AIM OF THE TASK: Tally all lines containing the word "colore". Give the number alone.

⁂

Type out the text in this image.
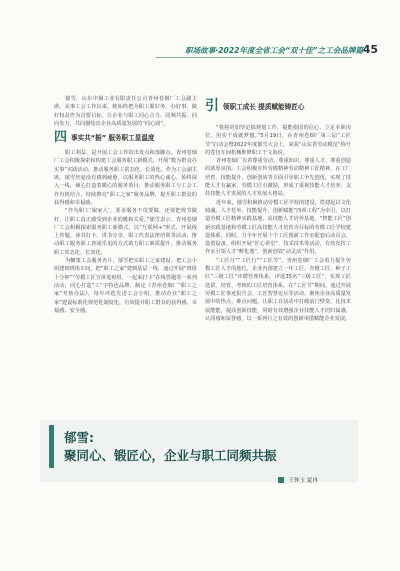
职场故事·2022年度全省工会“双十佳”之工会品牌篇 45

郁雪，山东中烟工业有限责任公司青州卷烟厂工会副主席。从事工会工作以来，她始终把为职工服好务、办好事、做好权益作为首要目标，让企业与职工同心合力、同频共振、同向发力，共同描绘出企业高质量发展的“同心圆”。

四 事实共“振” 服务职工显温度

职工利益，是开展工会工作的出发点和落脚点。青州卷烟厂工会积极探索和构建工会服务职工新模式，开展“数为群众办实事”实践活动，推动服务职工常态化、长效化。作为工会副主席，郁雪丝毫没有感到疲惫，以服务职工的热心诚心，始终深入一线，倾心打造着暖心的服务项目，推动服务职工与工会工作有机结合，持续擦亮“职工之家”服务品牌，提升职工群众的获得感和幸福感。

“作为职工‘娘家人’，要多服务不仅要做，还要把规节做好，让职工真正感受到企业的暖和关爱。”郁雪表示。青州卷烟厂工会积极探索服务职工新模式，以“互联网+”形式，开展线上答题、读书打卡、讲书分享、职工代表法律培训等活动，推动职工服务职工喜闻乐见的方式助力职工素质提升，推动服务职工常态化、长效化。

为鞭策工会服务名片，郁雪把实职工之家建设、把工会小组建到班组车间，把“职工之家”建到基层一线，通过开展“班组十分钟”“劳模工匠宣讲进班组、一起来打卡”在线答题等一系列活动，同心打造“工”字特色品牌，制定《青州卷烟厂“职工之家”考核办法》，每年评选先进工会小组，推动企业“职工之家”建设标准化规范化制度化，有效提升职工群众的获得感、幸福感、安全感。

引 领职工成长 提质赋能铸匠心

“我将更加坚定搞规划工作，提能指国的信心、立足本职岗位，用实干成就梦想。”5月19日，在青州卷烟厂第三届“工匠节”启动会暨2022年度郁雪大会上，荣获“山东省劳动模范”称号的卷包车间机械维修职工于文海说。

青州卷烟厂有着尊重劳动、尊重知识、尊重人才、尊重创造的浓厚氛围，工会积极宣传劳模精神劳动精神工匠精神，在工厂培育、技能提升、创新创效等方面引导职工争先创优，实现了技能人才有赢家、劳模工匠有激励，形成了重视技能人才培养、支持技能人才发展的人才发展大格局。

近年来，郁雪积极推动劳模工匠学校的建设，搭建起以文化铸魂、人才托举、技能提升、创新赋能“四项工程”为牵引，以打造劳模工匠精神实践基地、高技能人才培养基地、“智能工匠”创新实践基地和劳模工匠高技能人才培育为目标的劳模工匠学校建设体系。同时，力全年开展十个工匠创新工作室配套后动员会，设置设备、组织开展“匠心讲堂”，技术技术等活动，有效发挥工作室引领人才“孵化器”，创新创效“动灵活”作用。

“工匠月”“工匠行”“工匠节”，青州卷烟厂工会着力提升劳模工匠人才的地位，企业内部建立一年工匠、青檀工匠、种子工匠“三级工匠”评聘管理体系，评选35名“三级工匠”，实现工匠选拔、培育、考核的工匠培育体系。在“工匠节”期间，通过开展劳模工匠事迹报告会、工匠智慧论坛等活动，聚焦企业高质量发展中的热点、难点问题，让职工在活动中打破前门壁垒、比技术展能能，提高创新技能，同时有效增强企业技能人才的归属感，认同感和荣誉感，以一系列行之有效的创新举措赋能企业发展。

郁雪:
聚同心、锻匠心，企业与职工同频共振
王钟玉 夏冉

⁂

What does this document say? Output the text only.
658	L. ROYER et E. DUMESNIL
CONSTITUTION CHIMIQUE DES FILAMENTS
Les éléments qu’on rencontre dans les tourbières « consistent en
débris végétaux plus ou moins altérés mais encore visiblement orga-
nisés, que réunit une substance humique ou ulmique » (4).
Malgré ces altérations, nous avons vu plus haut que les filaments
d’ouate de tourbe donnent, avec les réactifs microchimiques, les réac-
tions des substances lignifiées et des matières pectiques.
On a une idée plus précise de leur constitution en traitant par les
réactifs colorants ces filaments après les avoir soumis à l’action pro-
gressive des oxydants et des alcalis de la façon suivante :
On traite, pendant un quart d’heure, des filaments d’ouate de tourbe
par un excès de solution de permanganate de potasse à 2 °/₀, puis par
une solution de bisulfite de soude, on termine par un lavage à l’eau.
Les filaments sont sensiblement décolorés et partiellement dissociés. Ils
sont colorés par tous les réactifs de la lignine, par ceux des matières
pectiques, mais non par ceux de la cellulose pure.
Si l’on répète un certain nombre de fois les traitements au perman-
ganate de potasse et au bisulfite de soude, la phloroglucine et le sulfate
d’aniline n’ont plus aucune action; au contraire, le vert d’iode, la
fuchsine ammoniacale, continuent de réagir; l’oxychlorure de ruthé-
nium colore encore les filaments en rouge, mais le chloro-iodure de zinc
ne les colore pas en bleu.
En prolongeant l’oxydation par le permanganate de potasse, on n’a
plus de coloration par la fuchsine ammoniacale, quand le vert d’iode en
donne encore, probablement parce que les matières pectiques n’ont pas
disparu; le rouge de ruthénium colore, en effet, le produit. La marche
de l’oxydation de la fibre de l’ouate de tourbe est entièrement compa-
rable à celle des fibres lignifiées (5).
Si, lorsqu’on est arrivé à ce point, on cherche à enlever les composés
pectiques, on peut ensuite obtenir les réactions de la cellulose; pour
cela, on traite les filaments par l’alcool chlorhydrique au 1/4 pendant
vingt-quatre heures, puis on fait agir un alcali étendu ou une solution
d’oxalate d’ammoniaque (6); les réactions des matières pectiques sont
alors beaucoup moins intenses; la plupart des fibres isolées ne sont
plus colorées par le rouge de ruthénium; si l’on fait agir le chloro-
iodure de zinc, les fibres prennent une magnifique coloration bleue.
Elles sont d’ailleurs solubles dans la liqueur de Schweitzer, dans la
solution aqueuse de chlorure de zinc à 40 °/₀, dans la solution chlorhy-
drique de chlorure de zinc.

⁂

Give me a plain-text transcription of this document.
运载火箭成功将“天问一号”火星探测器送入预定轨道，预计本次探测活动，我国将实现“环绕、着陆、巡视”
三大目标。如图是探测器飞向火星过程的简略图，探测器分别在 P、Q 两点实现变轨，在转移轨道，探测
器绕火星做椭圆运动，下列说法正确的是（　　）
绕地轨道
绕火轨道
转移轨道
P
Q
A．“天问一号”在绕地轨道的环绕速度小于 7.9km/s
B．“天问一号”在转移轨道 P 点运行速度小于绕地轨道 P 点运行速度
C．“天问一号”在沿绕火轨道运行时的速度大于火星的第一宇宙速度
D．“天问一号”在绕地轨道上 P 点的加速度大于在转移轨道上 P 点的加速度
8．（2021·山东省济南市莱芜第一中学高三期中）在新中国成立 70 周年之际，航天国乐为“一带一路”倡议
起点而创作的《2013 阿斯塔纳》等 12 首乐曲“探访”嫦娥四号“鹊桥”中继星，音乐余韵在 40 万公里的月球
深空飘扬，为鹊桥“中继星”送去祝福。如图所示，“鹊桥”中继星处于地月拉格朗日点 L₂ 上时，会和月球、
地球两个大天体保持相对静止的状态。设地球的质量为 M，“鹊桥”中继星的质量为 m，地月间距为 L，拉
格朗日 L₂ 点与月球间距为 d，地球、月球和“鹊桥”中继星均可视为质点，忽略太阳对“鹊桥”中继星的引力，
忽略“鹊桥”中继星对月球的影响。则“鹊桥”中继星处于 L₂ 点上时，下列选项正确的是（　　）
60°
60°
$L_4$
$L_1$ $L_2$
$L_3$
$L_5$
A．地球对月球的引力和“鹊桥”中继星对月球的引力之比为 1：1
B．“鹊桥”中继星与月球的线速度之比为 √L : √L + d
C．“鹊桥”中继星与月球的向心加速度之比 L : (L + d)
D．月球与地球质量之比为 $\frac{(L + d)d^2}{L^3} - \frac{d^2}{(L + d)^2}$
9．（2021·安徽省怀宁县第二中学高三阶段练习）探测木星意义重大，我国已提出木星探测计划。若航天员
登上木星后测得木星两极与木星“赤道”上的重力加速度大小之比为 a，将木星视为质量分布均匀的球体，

⁂

COMPLETED EXERCISE: 3